>> begin LISTING
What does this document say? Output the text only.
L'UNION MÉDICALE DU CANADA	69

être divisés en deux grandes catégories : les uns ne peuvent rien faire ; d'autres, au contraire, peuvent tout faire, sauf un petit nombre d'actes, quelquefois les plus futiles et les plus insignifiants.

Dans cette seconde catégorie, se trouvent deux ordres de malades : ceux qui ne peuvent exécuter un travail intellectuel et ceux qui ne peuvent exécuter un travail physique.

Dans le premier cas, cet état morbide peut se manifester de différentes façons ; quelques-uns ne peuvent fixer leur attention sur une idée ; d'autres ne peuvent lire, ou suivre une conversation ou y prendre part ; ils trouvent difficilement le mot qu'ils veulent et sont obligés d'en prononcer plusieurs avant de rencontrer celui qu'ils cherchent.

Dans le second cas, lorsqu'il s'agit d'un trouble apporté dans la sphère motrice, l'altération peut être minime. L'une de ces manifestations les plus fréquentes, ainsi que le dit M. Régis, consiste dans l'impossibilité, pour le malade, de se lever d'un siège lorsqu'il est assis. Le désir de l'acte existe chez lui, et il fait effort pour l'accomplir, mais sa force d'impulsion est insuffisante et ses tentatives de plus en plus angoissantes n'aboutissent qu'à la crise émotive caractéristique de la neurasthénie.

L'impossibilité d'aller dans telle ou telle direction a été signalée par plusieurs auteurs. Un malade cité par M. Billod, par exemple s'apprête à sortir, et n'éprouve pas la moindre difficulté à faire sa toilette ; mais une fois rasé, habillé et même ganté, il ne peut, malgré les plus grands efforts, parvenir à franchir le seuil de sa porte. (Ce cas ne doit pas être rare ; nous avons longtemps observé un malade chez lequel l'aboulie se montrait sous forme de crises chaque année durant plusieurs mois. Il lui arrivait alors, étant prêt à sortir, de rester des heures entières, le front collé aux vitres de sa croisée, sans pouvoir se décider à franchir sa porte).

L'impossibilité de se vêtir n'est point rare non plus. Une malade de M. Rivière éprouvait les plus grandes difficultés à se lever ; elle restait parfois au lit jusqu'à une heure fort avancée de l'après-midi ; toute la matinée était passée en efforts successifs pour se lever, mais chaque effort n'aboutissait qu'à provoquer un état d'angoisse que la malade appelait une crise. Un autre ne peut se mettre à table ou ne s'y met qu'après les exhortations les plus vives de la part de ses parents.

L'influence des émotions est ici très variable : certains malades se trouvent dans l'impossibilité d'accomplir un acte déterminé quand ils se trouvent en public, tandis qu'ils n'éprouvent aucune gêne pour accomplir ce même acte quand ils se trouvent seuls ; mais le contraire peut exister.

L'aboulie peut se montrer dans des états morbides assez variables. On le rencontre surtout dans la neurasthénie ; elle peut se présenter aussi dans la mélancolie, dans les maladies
>> end LISTING
GOAL OF THE EXERCISE. Print every entry exactly as it appears.

SOLUTION FOR THIS EXERCISE.
What does this document say? Output the text only.
L'UNION MÉDICALE DU CANADA	69

être divisés en deux grandes catégories : les uns ne peuvent rien faire ; d'autres, au contraire, peuvent tout faire, sauf un petit nombre d'actes, quelquefois les plus futiles et les plus insignifiants.

Dans cette seconde catégorie, se trouvent deux ordres de malades : ceux qui ne peuvent exécuter un travail intellectuel et ceux qui ne peuvent exécuter un travail physique.

Dans le premier cas, cet état morbide peut se manifester de différentes façons ; quelques-uns ne peuvent fixer leur attention sur une idée ; d'autres ne peuvent lire, ou suivre une conversation ou y prendre part ; ils trouvent difficilement le mot qu'ils veulent et sont obligés d'en prononcer plusieurs avant de rencontrer celui qu'ils cherchent.

Dans le second cas, lorsqu'il s'agit d'un trouble apporté dans la sphère motrice, l'altération peut être minime. L'une de ces manifestations les plus fréquentes, ainsi que le dit M. Régis, consiste dans l'impossibilité, pour le malade, de se lever d'un siège lorsqu'il est assis. Le désir de l'acte existe chez lui, et il fait effort pour l'accomplir, mais sa force d'impulsion est insuffisante et ses tentatives de plus en plus angoissantes n'aboutissent qu'à la crise émotive caractéristique de la neurasthénie.

L'impossibilité d'aller dans telle ou telle direction a été signalée par plusieurs auteurs. Un malade cité par M. Billod, par exemple s'apprête à sortir, et n'éprouve pas la moindre difficulté à faire sa toilette ; mais une fois rasé, habillé et même ganté, il ne peut, malgré les plus grands efforts, parvenir à franchir le seuil de sa porte. (Ce cas ne doit pas être rare ; nous avons longtemps observé un malade chez lequel l'aboulie se montrait sous forme de crises chaque année durant plusieurs mois. Il lui arrivait alors, étant prêt à sortir, de rester des heures entières, le front collé aux vitres de sa croisée, sans pouvoir se décider à franchir sa porte).

L'impossibilité de se vêtir n'est point rare non plus. Une malade de M. Rivière éprouvait les plus grandes difficultés à se lever ; elle restait parfois au lit jusqu'à une heure fort avancée de l'après-midi ; toute la matinée était passée en efforts successifs pour se lever, mais chaque effort n'aboutissait qu'à provoquer un état d'angoisse que la malade appelait une crise. Un autre ne peut se mettre à table ou ne s'y met qu'après les exhortations les plus vives de la part de ses parents.

L'influence des émotions est ici très variable : certains malades se trouvent dans l'impossibilité d'accomplir un acte déterminé quand ils se trouvent en public, tandis qu'ils n'éprouvent aucune gêne pour accomplir ce même acte quand ils se trouvent seuls ; mais le contraire peut exister.

L'aboulie peut se montrer dans des états morbides assez variables. On le rencontre surtout dans la neurasthénie ; elle peut se présenter aussi dans la mélancolie, dans les maladies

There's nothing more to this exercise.